Return each line of the listing that contains the string "username".

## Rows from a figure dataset
---------------

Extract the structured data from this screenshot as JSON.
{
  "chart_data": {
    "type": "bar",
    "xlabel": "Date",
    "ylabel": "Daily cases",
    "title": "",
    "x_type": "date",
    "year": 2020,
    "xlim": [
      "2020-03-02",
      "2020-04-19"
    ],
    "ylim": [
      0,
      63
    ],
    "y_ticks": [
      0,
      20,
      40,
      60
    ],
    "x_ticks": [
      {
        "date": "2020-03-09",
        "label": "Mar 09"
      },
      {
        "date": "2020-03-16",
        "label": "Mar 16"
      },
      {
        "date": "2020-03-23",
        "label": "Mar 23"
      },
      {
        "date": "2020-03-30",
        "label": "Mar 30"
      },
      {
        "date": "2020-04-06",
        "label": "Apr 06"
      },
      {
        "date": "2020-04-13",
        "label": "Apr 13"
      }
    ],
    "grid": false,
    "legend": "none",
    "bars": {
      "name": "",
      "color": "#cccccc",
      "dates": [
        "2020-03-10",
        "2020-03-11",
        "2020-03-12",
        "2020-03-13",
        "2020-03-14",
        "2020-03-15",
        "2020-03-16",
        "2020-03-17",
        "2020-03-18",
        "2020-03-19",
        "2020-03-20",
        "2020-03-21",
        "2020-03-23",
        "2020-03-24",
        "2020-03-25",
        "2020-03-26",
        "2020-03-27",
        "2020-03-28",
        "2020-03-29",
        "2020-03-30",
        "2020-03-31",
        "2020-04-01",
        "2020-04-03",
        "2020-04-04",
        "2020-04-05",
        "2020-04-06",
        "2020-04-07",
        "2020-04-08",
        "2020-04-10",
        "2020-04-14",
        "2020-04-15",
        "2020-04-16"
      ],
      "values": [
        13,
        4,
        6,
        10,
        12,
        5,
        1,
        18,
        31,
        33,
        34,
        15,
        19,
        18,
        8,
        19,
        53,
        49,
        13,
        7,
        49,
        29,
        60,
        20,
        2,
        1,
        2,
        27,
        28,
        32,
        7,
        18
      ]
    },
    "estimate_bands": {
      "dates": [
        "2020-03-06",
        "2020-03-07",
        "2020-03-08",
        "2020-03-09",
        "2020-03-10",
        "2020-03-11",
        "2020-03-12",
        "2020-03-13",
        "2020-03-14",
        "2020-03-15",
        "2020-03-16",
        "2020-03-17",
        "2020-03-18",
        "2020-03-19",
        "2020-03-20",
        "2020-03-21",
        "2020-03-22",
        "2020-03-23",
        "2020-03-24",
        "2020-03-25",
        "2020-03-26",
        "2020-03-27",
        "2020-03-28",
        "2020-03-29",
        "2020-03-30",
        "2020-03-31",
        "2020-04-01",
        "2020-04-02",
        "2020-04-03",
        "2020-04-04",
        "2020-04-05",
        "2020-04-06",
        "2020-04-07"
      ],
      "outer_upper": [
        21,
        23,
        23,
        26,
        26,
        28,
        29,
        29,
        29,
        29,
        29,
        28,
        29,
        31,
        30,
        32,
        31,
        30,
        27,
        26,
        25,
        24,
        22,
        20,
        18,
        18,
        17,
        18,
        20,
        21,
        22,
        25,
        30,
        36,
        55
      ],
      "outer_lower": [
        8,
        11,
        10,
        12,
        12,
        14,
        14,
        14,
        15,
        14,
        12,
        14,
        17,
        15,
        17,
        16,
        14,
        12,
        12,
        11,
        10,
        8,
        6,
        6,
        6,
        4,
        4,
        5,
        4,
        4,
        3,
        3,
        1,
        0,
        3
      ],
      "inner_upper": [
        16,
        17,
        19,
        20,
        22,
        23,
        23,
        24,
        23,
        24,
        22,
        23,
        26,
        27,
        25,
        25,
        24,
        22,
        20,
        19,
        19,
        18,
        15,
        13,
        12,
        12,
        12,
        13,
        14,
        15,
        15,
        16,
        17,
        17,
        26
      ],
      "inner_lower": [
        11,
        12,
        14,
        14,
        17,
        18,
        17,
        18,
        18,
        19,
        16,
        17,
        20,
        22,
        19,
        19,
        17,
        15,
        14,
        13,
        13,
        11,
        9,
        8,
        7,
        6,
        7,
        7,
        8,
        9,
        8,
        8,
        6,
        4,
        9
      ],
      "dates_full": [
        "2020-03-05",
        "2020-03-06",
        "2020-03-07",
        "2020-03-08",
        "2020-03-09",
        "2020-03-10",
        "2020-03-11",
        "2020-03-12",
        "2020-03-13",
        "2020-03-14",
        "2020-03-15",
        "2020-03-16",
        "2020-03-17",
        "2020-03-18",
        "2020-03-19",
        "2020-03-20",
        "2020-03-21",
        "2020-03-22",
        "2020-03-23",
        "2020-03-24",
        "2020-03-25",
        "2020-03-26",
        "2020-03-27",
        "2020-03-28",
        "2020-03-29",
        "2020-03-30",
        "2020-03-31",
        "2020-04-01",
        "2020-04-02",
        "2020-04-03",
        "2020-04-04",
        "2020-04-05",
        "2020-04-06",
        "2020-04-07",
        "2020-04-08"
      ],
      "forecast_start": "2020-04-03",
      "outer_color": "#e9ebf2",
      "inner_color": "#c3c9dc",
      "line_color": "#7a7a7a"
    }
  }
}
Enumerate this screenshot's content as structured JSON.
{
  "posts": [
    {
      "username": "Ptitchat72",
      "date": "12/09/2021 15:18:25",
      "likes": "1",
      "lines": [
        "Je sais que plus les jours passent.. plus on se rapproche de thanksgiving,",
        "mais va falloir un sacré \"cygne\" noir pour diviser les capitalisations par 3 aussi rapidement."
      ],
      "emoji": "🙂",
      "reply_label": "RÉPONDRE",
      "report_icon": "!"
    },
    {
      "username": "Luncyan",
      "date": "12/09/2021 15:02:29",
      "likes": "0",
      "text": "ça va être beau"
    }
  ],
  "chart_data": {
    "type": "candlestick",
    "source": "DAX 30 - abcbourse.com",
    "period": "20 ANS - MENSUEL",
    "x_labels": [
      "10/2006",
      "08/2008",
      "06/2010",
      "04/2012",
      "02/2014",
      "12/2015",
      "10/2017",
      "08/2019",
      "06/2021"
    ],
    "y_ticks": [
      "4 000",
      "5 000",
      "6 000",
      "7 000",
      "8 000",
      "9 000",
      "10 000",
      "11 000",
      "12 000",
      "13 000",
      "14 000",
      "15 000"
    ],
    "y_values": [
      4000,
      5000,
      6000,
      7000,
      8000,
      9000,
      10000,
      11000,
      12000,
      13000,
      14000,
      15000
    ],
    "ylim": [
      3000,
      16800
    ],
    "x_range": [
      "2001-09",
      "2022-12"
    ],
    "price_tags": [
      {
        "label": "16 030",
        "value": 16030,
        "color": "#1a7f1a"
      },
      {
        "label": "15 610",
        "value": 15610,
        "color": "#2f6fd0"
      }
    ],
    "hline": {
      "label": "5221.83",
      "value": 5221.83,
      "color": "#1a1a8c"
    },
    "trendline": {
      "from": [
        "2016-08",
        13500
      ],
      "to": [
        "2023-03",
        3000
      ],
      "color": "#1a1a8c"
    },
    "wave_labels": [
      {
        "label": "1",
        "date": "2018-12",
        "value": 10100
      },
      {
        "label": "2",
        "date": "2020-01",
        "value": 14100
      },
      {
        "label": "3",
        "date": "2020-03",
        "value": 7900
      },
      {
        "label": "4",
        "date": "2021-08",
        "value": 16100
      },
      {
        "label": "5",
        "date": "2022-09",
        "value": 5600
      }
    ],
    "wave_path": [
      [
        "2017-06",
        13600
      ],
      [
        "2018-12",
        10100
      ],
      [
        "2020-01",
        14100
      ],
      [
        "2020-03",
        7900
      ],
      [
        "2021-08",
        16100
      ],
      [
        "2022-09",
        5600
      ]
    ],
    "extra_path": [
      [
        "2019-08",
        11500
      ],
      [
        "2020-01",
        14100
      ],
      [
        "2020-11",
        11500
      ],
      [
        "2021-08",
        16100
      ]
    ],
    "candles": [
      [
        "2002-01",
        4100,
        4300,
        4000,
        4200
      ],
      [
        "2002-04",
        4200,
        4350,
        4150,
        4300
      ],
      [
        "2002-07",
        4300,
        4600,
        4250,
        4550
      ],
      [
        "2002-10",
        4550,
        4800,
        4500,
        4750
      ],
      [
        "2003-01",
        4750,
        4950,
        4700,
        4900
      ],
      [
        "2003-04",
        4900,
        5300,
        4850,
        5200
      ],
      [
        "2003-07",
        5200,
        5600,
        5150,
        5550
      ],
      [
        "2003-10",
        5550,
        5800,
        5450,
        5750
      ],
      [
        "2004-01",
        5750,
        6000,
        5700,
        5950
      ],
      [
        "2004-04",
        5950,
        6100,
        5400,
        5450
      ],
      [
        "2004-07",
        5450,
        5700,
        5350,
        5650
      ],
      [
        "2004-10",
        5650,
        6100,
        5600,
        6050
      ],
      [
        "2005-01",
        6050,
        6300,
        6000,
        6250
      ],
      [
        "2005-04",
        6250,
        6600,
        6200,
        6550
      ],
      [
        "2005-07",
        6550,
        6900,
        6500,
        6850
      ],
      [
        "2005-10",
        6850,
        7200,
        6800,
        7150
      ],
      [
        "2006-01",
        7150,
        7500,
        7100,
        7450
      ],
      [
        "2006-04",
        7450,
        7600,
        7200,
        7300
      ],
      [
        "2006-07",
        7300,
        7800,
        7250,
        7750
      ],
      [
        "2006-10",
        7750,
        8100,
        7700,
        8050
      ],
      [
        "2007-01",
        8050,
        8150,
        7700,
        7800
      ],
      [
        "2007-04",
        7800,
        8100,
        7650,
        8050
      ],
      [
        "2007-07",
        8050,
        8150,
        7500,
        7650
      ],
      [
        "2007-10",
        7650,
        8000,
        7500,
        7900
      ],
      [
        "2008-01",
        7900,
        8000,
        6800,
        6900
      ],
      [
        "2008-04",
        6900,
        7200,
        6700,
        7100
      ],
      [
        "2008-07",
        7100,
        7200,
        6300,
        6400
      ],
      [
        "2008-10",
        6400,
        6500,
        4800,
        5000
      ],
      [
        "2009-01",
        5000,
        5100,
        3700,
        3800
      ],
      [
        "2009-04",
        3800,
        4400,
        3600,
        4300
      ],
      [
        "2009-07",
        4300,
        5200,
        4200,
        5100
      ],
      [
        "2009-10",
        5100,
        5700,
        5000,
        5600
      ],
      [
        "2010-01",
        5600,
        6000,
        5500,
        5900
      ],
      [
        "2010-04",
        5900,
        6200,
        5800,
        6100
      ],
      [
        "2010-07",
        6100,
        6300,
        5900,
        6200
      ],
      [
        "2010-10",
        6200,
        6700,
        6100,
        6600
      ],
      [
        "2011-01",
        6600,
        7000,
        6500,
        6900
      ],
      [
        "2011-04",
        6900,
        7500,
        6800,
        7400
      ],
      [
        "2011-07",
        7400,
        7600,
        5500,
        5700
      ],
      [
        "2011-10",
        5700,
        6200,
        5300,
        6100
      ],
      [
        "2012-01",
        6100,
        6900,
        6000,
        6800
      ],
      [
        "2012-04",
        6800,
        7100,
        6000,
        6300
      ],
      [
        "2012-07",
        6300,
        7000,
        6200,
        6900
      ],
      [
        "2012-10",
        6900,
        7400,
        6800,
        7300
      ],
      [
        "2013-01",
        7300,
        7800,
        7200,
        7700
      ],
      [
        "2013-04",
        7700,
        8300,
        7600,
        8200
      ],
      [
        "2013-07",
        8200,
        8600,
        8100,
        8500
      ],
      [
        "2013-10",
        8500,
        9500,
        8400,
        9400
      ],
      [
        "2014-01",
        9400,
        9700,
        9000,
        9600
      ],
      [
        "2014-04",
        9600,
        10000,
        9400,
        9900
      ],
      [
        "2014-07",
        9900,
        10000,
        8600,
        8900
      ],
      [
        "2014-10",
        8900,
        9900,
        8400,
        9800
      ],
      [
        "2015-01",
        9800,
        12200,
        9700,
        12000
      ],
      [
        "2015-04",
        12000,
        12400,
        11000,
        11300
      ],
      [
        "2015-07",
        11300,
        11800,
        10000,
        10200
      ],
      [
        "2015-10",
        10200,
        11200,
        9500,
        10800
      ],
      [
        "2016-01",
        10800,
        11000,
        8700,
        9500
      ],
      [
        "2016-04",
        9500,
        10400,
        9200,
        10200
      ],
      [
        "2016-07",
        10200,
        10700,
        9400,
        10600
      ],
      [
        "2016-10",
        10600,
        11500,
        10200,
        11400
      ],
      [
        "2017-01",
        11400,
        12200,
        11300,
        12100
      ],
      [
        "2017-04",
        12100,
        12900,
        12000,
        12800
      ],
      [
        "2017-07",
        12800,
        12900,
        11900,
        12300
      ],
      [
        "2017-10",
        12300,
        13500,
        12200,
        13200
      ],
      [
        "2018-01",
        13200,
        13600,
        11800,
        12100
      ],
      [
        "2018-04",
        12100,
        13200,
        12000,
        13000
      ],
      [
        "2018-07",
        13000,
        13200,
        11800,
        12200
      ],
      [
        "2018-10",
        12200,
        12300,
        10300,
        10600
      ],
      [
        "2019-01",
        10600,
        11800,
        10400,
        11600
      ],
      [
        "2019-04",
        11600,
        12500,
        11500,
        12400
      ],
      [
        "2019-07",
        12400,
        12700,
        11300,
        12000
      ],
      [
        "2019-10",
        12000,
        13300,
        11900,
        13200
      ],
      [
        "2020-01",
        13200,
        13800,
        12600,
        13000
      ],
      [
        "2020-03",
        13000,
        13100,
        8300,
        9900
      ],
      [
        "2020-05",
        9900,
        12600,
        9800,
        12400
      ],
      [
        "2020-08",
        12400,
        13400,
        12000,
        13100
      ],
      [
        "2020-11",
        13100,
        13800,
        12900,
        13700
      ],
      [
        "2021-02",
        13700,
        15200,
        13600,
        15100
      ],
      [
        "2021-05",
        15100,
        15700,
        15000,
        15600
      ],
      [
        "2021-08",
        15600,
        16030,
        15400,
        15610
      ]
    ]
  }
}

---------------

## PROBLEM SOLUTION
      "username": "Ptitchat72",
      "username": "Luncyan",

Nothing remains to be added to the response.